**PASSAGE:**
----------
BRIEF DESCRIPTION OF THE DRAWINGS
[0019] FIG. 1 is a schematic representation of a cross-section of
an electrical wire.
[0020] FIGS. 2 and 3 are perspective views of an electrical wire
having multiple layers.
DETAILED DESCRIPTION
[0021] In this specification and in the claims, which follow,
reference will be made to a number of terms which shall be defined
to have the following meanings.
[0022] The singular forms "a," "an," and "the" include plural
referents unless the context clearly dictates otherwise.
[0023] "Optional" or "optionally" means that the subsequently
described event or circumstance may or may not occur, and that the
description includes instances where the event occurs and instances
where it does not.
[0024] The endpoints of all ranges reciting the same characteristic
are independently combinable and inclusive of the recited endpoint.
Values expressed as "greater than about" or "less than about" are
inclusive the stated endpoint, for example, "greater than about
3.5" encompasses the value of 3.5.
[0025] ISO 6722, when referred to herein, is the Dec. 15, 2002
version of the standard.
[0026] As briefly discussed before, electrical wires must meet a
wide range of requirements depending upon their application. The
requirements for automotive wires are difficult to achieve,
particularly in the absence of halogenated materials. In
particular, the combination of good abrasion resistance, high
tensile elongation and high flexibility is difficult to
achieve.
[0027] Electrical wires are exposed to significant manipulation
during car manufacture as wire harnesses are threaded through a
variety of spaces and cavities to achieve the final wiring
configuration. This manipulation frequently involves the electrical
wires being rubbed along a variety of surfaces. In addition, over
the life of the car, many wires are subjected to additional
abrasion during normal use. In the past, the thickness of the
covering was the primary protection against abrasion and while some
material might be worn away, enough remained to provide sufficient
electrical insulation. As wiring density increases, the need for
electrical wires with thinner coverings increases, making the
abrasion resistance of the covering more important.
[0028] Abrasion resistance, as described herein, is determined by
ISO 6722 on an electrical wire having a conductor with a cross
sectional area of 0.22 square millimeters and a covering with a
thickness of 0.2 millimeters using a 7 Newton (N) load and a needle
with a 0.45 millimeter diameter. Abrasion results are reported in
cycles. In various embodiments the abrasion resistance of the
electrical wire is greater than 100 cycles, or, more specifically,
greater than or equal to 150 cycles, or, even more specifically,
greater than or equal to 200 cycles. The maximum number of cycles
counted is 1000 and samples having an abrasion resistance greater
than 1000 are reported as >1000.
----------
**STORED ROWS:**
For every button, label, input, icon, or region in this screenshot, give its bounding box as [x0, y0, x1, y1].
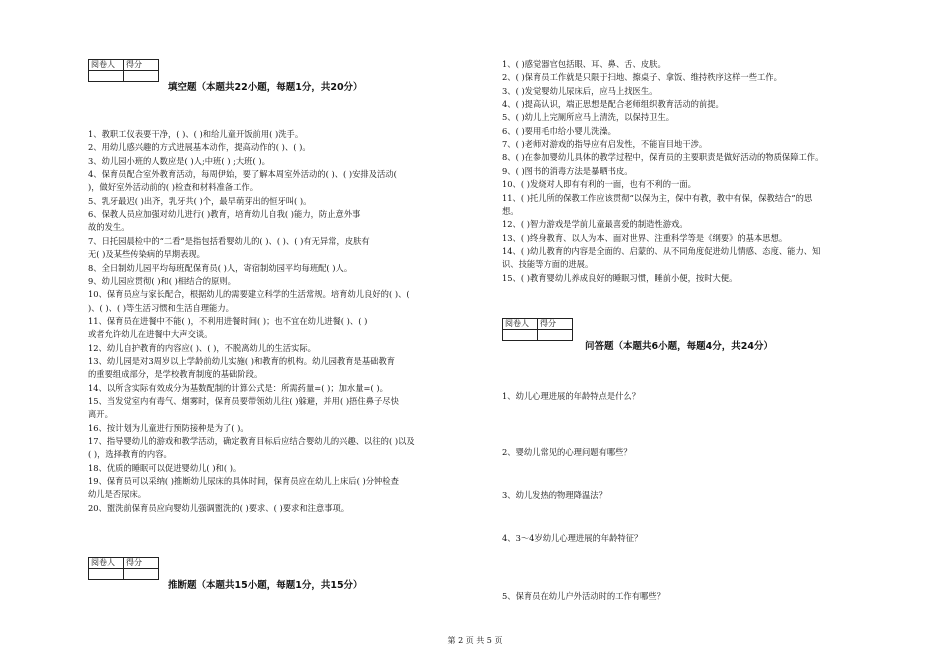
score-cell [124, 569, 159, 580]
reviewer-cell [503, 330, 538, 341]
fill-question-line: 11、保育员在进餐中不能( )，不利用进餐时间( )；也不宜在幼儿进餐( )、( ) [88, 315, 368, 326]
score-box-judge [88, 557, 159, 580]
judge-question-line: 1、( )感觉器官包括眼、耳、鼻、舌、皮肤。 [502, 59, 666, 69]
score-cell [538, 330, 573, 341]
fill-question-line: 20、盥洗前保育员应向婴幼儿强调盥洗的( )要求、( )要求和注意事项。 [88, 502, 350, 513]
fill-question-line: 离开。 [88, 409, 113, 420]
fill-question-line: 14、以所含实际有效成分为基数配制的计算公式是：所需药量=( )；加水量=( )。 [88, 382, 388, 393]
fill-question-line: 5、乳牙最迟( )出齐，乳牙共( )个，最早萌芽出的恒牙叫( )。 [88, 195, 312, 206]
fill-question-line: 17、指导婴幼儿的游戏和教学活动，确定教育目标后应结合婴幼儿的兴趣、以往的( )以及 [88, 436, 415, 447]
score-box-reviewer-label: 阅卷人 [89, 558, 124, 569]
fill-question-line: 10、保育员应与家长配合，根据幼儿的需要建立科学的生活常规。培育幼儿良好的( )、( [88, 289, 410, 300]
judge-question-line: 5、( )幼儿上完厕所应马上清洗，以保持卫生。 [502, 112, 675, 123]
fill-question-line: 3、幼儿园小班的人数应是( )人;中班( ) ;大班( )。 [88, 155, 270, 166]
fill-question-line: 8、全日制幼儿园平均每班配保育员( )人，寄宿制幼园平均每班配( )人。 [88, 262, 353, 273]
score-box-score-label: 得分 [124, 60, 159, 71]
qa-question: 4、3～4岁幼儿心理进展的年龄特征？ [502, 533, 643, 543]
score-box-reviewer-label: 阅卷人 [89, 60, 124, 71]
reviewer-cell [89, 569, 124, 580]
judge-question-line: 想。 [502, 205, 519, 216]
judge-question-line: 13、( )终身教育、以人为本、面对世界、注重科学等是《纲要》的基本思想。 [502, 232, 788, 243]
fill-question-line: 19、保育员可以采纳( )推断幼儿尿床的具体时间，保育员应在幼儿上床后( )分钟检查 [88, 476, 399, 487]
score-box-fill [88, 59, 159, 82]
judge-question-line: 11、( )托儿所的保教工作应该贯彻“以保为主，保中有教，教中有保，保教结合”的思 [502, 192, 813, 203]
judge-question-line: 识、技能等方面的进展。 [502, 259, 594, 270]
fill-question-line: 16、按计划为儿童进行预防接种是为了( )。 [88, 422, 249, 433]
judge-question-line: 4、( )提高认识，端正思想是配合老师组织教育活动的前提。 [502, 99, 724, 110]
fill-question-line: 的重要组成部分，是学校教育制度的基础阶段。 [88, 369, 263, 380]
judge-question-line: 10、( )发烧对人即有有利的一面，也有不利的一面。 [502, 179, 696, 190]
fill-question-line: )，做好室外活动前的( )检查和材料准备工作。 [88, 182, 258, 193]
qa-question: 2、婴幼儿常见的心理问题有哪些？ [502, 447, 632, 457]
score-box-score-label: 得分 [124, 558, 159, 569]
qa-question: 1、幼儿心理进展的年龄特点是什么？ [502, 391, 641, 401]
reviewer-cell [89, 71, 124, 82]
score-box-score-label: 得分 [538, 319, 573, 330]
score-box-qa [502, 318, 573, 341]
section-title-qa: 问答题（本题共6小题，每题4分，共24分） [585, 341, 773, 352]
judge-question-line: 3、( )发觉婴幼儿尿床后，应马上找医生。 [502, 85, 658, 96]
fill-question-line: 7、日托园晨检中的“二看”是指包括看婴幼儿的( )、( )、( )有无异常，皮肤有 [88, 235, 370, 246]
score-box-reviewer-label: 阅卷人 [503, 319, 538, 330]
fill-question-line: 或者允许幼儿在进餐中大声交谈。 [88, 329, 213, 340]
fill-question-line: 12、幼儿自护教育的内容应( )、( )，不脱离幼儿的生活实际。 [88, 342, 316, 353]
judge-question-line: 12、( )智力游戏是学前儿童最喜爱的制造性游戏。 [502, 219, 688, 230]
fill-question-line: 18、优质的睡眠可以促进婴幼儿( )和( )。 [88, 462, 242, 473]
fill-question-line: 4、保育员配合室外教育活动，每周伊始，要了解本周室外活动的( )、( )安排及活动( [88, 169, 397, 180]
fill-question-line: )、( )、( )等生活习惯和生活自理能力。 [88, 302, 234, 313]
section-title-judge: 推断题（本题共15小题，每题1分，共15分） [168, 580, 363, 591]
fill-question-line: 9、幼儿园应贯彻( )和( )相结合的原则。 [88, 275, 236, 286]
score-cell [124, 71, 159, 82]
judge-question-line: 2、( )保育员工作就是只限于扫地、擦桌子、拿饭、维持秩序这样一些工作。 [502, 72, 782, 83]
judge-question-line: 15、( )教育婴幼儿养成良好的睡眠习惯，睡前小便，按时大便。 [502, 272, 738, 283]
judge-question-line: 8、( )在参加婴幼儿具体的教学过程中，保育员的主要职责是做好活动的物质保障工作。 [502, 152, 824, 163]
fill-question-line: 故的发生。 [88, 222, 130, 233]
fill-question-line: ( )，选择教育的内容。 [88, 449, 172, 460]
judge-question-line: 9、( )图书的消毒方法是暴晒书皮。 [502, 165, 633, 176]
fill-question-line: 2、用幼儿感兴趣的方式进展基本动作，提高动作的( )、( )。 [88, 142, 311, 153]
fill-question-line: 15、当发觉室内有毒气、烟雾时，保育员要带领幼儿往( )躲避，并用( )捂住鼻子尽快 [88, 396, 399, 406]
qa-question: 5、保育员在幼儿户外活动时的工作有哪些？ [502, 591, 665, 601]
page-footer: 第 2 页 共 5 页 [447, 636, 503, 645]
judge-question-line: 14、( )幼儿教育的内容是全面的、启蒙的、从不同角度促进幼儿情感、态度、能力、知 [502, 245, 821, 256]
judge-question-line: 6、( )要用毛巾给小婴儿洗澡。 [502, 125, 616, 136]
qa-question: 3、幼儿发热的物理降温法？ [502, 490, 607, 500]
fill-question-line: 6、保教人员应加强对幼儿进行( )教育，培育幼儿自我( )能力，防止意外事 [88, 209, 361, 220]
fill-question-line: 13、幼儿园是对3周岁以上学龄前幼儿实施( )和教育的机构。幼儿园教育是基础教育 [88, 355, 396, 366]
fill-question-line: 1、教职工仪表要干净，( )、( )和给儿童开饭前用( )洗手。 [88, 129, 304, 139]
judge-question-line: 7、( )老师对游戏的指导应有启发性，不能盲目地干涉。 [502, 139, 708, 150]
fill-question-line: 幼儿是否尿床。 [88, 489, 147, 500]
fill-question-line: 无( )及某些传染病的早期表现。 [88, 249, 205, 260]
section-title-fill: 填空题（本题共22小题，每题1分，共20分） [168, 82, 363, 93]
----------
**PROBLEMS TO WORK ON:**
1) Copy everything in the electrical wire passage from "DETAILED DESCRIPTION" down to "the following meanings.", swapping "specification" for "application".
2) Write the next part of the electrical wire passage, picking up right after its final sentence.

**TASK-BY-TASK OUTPUTS:**
1)
DETAILED DESCRIPTION
[0021] In this application and in the claims, which follow,
reference will be made to a number of terms which shall be defined
to have the following meanings.

2)
[0029] Another important property of the covering is tensile
elongation. As the electrical wires are pulled through the various
spaces and cavities during automobile manufacture the covering must
have sufficient stretch to withstand the manipulation without
snapping. In addition, over the life of the car, the tensile
elongation remains important for automobile repair and ordinary
wear, particularly when attached to movable parts such as
seats.
[0030] The thermoplastic composition has a tensile elongation at
break, as determined by ASTM D638-03 using Type I bars, is greater
than or equal to 30%, or, more specifically, greater than or equal
to 40%, or, even more specifically, greater than or equal to 50%.
The tensile elongation can be less than or equal to 300%. The bars
for tensile elongation are molded as described in the Examples.
[0031] Another important property of the thermoplastic composition
used in the covering is flexibility, as indicated by the flexural
modulus. Flexibility is an important property for a covering as the
electrical wire must be capable of being bent and manipulated
without cracking the covering. A crack in the covering can result
in a voltage leak. In addition, several tests included in ISO 6722,
the international standard for 60V and 600V single core cables in
road vehicles, require that the electrical wire be subjected to a
prescribed set of conditions and then wound around a mandrel. After
being wound around a mandrel the covering of the electrical wire is
examined for cracks and defects. Electrical wires using
thermoplastic compositions that are minimally flexible prior to
being subjected to conditions such as heat aging or chemical
resistance testing frequently have insufficient flexibility, after
being subjected to testing conditions, to be wound around a mandrel
without cracks developing in the covering.
[0032] The thermoplastic composition has a flexural modulus of 800
to less than 1800 Megapascals (MPa). Experience has taught that
flexural modulus values of test samples may vary significantly if
different molding conditions are used. All flexural modulus values
described herein were obtained using samples molded as described in
the Examples and tested according to ASTM D790-03. Within this
range the flexural modulus may be greater than or equal to 1000
Mpa, or, more specifically, greater than or equal to 1200 Mpa. Also
within this range the flexural modulus may be less than or equal to
1700 Mpa, or, more specifically, less than or equal to 1600
Mpa.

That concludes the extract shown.